* START Data *

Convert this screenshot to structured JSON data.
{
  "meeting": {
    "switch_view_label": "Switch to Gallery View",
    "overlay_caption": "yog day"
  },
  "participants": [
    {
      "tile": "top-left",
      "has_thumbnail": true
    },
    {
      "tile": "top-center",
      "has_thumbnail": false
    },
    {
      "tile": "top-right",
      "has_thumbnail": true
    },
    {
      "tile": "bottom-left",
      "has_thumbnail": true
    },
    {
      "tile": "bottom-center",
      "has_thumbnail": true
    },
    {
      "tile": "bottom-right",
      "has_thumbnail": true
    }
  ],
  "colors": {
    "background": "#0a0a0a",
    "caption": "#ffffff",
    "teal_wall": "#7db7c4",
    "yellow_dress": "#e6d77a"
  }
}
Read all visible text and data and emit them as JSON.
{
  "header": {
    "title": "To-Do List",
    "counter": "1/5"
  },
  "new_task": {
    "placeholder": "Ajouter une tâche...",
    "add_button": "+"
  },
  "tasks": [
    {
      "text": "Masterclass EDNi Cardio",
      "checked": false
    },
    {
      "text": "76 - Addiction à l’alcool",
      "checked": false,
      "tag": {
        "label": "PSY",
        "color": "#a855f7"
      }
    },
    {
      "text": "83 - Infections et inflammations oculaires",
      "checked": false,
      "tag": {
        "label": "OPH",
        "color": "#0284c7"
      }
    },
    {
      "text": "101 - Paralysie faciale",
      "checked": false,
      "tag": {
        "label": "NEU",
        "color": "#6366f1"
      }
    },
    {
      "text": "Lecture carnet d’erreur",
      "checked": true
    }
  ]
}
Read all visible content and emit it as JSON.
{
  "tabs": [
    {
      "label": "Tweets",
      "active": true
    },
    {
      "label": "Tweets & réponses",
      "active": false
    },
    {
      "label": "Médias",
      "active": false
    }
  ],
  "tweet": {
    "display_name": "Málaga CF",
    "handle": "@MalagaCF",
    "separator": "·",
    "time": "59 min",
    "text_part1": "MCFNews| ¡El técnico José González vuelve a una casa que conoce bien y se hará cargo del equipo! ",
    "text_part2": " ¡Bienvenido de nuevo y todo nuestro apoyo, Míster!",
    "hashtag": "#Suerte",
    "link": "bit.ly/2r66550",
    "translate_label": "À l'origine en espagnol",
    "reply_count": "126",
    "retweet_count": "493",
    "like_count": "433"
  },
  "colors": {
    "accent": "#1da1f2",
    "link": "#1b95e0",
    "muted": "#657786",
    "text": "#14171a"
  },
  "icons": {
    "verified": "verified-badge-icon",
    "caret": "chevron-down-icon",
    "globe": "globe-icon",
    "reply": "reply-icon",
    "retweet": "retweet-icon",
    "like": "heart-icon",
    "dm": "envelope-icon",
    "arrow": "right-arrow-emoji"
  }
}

* END Data *

• **The request**:
Go through the records and print each one exactly.

• **Task result**:
Convert this screenshot to structured JSON data.
{
  "meeting": {
    "switch_view_label": "Switch to Gallery View",
    "overlay_caption": "yog day"
  },
  "participants": [
    {
      "tile": "top-left",
      "has_thumbnail": true
    },
    {
      "tile": "top-center",
      "has_thumbnail": false
    },
    {
      "tile": "top-right",
      "has_thumbnail": true
    },
    {
      "tile": "bottom-left",
      "has_thumbnail": true
    },
    {
      "tile": "bottom-center",
      "has_thumbnail": true
    },
    {
      "tile": "bottom-right",
      "has_thumbnail": true
    }
  ],
  "colors": {
    "background": "#0a0a0a",
    "caption": "#ffffff",
    "teal_wall": "#7db7c4",
    "yellow_dress": "#e6d77a"
  }
}
Read all visible text and data and emit them as JSON.
{
  "header": {
    "title": "To-Do List",
    "counter": "1/5"
  },
  "new_task": {
    "placeholder": "Ajouter une tâche...",
    "add_button": "+"
  },
  "tasks": [
    {
      "text": "Masterclass EDNi Cardio",
      "checked": false
    },
    {
      "text": "76 - Addiction à l’alcool",
      "checked": false,
      "tag": {
        "label": "PSY",
        "color": "#a855f7"
      }
    },
    {
      "text": "83 - Infections et inflammations oculaires",
      "checked": false,
      "tag": {
        "label": "OPH",
        "color": "#0284c7"
      }
    },
    {
      "text": "101 - Paralysie faciale",
      "checked": false,
      "tag": {
        "label": "NEU",
        "color": "#6366f1"
      }
    },
    {
      "text": "Lecture carnet d’erreur",
      "checked": true
    }
  ]
}
Read all visible content and emit it as JSON.
{
  "tabs": [
    {
      "label": "Tweets",
      "active": true
    },
    {
      "label": "Tweets & réponses",
      "active": false
    },
    {
      "label": "Médias",
      "active": false
    }
  ],
  "tweet": {
    "display_name": "Málaga CF",
    "handle": "@MalagaCF",
    "separator": "·",
    "time": "59 min",
    "text_part1": "MCFNews| ¡El técnico José González vuelve a una casa que conoce bien y se hará cargo del equipo! ",
    "text_part2": " ¡Bienvenido de nuevo y todo nuestro apoyo, Míster!",
    "hashtag": "#Suerte",
    "link": "bit.ly/2r66550",
    "translate_label": "À l'origine en espagnol",
    "reply_count": "126",
    "retweet_count": "493",
    "like_count": "433"
  },
  "colors": {
    "accent": "#1da1f2",
    "link": "#1b95e0",
    "muted": "#657786",
    "text": "#14171a"
  },
  "icons": {
    "verified": "verified-badge-icon",
    "caret": "chevron-down-icon",
    "globe": "globe-icon",
    "reply": "reply-icon",
    "retweet": "retweet-icon",
    "like": "heart-icon",
    "dm": "envelope-icon",
    "arrow": "right-arrow-emoji"
  }
}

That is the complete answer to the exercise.